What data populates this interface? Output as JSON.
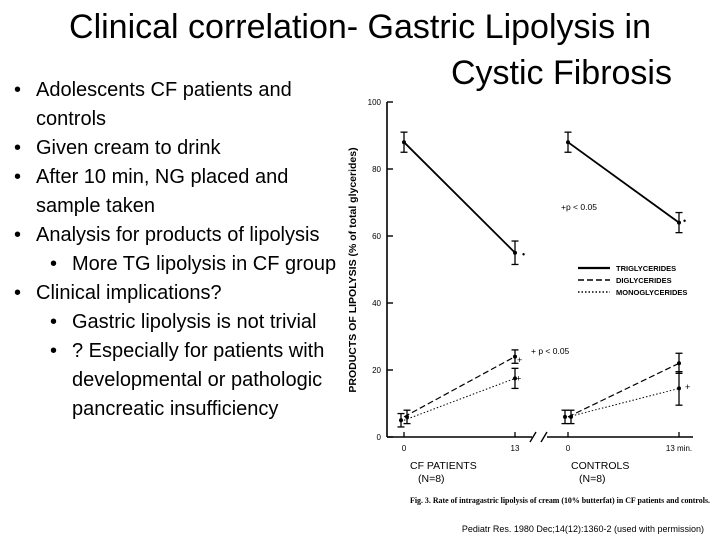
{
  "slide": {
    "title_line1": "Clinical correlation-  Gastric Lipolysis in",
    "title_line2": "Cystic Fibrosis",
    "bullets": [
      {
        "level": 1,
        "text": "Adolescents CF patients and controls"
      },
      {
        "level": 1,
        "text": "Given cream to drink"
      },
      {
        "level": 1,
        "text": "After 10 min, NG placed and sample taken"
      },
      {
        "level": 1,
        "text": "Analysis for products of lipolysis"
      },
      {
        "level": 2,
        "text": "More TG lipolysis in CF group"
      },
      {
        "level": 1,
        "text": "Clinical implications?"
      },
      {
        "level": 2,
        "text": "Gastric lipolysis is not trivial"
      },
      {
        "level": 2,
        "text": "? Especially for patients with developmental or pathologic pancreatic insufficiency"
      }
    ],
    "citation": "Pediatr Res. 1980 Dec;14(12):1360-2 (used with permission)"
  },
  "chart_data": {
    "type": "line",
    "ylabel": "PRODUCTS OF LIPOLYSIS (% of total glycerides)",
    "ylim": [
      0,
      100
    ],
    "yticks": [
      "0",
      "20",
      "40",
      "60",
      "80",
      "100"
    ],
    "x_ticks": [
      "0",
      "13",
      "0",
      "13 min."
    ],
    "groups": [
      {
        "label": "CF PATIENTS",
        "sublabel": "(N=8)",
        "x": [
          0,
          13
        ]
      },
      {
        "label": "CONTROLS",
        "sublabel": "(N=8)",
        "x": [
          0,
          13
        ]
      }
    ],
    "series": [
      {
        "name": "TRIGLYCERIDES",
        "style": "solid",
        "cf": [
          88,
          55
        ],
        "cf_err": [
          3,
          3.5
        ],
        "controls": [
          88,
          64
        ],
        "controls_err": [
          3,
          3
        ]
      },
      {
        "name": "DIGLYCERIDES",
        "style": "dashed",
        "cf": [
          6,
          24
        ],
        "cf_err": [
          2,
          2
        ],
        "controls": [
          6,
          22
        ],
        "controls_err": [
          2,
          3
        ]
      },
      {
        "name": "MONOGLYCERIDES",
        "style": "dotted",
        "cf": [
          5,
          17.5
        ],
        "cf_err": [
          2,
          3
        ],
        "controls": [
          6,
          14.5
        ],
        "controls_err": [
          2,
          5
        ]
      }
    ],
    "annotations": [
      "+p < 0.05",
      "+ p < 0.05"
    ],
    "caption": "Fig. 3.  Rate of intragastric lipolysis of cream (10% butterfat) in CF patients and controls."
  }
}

DESCRIPTION OF THE TASK:
Quote the data exactly, leaving every image out of the copy.

WRITTEN SOLUTION:
What data populates this interface? Output as JSON.
{
  "slide": {
    "title_line1": "Clinical correlation-  Gastric Lipolysis in",
    "title_line2": "Cystic Fibrosis",
    "bullets": [
      {
        "level": 1,
        "text": "Adolescents CF patients and controls"
      },
      {
        "level": 1,
        "text": "Given cream to drink"
      },
      {
        "level": 1,
        "text": "After 10 min, NG placed and sample taken"
      },
      {
        "level": 1,
        "text": "Analysis for products of lipolysis"
      },
      {
        "level": 2,
        "text": "More TG lipolysis in CF group"
      },
      {
        "level": 1,
        "text": "Clinical implications?"
      },
      {
        "level": 2,
        "text": "Gastric lipolysis is not trivial"
      },
      {
        "level": 2,
        "text": "? Especially for patients with developmental or pathologic pancreatic insufficiency"
      }
    ],
    "citation": "Pediatr Res. 1980 Dec;14(12):1360-2 (used with permission)"
  },
  "chart_data": {
    "type": "line",
    "ylabel": "PRODUCTS OF LIPOLYSIS (% of total glycerides)",
    "ylim": [
      0,
      100
    ],
    "yticks": [
      "0",
      "20",
      "40",
      "60",
      "80",
      "100"
    ],
    "x_ticks": [
      "0",
      "13",
      "0",
      "13 min."
    ],
    "groups": [
      {
        "label": "CF PATIENTS",
        "sublabel": "(N=8)",
        "x": [
          0,
          13
        ]
      },
      {
        "label": "CONTROLS",
        "sublabel": "(N=8)",
        "x": [
          0,
          13
        ]
      }
    ],
    "series": [
      {
        "name": "TRIGLYCERIDES",
        "style": "solid",
        "cf": [
          88,
          55
        ],
        "cf_err": [
          3,
          3.5
        ],
        "controls": [
          88,
          64
        ],
        "controls_err": [
          3,
          3
        ]
      },
      {
        "name": "DIGLYCERIDES",
        "style": "dashed",
        "cf": [
          6,
          24
        ],
        "cf_err": [
          2,
          2
        ],
        "controls": [
          6,
          22
        ],
        "controls_err": [
          2,
          3
        ]
      },
      {
        "name": "MONOGLYCERIDES",
        "style": "dotted",
        "cf": [
          5,
          17.5
        ],
        "cf_err": [
          2,
          3
        ],
        "controls": [
          6,
          14.5
        ],
        "controls_err": [
          2,
          5
        ]
      }
    ],
    "annotations": [
      "+p < 0.05",
      "+ p < 0.05"
    ],
    "caption": "Fig. 3.  Rate of intragastric lipolysis of cream (10% butterfat) in CF patients and controls."
  }
}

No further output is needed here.